■ OBJECTIVE ■
Write out the material below word for word. Begin at its first line and stop after the line that contains "tile-icon-bg (457, 325, 548, 415)".

■ Stored entries ■

---

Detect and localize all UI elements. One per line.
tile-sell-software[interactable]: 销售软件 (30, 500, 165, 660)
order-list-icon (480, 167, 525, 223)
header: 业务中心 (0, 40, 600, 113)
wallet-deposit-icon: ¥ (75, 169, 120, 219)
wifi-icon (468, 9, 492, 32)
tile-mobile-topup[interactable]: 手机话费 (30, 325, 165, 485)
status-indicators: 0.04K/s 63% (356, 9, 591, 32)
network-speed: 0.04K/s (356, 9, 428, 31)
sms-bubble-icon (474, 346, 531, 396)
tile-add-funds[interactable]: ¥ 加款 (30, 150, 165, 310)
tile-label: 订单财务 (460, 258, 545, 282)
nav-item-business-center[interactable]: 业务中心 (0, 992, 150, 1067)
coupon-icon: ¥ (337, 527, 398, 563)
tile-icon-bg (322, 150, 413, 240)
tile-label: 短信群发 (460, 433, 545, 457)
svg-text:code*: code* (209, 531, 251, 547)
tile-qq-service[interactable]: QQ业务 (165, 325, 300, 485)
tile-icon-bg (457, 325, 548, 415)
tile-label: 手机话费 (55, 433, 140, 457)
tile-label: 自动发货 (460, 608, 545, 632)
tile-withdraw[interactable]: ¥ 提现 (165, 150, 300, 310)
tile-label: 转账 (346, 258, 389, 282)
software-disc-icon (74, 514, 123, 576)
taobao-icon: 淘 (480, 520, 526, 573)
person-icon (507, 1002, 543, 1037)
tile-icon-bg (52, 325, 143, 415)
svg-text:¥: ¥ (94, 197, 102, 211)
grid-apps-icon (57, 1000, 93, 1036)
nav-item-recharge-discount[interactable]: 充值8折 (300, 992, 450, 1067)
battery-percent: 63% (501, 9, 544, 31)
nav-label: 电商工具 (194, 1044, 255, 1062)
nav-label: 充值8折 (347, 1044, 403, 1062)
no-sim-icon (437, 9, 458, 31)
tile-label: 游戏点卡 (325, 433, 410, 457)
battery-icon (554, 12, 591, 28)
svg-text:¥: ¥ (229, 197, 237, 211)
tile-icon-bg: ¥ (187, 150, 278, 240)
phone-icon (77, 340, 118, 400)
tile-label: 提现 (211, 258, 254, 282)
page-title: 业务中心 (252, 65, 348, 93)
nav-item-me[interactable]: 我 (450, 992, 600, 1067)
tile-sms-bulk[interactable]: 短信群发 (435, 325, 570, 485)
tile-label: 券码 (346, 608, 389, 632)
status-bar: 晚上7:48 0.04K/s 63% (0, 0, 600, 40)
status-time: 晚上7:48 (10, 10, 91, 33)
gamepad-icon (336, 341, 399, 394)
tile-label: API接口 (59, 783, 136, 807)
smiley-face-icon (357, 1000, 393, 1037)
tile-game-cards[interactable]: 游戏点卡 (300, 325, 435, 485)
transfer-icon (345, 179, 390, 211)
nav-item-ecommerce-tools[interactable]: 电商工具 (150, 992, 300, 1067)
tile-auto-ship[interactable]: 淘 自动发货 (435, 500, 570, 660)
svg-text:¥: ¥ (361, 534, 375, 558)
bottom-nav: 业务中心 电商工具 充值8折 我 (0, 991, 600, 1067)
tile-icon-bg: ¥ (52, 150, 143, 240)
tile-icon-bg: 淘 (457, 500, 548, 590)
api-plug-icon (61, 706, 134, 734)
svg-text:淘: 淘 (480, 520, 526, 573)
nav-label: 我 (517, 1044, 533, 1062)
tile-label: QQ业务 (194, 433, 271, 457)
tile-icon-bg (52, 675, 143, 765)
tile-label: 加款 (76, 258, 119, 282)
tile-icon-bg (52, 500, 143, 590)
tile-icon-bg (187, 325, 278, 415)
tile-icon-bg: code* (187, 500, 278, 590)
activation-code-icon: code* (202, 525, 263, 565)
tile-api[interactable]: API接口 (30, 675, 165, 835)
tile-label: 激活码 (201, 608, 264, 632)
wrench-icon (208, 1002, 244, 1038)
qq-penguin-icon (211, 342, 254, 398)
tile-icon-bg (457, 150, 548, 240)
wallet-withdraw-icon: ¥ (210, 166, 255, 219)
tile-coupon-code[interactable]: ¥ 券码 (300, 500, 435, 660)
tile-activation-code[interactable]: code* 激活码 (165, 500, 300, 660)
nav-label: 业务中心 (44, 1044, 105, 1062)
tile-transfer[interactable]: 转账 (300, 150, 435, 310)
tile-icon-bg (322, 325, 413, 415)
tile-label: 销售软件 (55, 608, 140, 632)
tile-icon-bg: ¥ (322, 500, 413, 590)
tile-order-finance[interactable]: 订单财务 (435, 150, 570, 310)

---

■ SOLUTION TO THE PROBLEM ■
Detect and localize all UI elements. One per line.
tile-sell-software[interactable]: 销售软件 (30, 500, 165, 660)
order-list-icon (480, 167, 525, 223)
header: 业务中心 (0, 40, 600, 113)
wallet-deposit-icon: ¥ (75, 169, 120, 219)
wifi-icon (468, 9, 492, 32)
tile-mobile-topup[interactable]: 手机话费 (30, 325, 165, 485)
status-indicators: 0.04K/s 63% (356, 9, 591, 32)
network-speed: 0.04K/s (356, 9, 428, 31)
sms-bubble-icon (474, 346, 531, 396)
tile-add-funds[interactable]: ¥ 加款 (30, 150, 165, 310)
tile-label: 订单财务 (460, 258, 545, 282)
nav-item-business-center[interactable]: 业务中心 (0, 992, 150, 1067)
coupon-icon: ¥ (337, 527, 398, 563)
tile-icon-bg (322, 150, 413, 240)
tile-label: 短信群发 (460, 433, 545, 457)
svg-text:code*: code* (209, 531, 251, 547)
tile-qq-service[interactable]: QQ业务 (165, 325, 300, 485)
tile-icon-bg (457, 325, 548, 415)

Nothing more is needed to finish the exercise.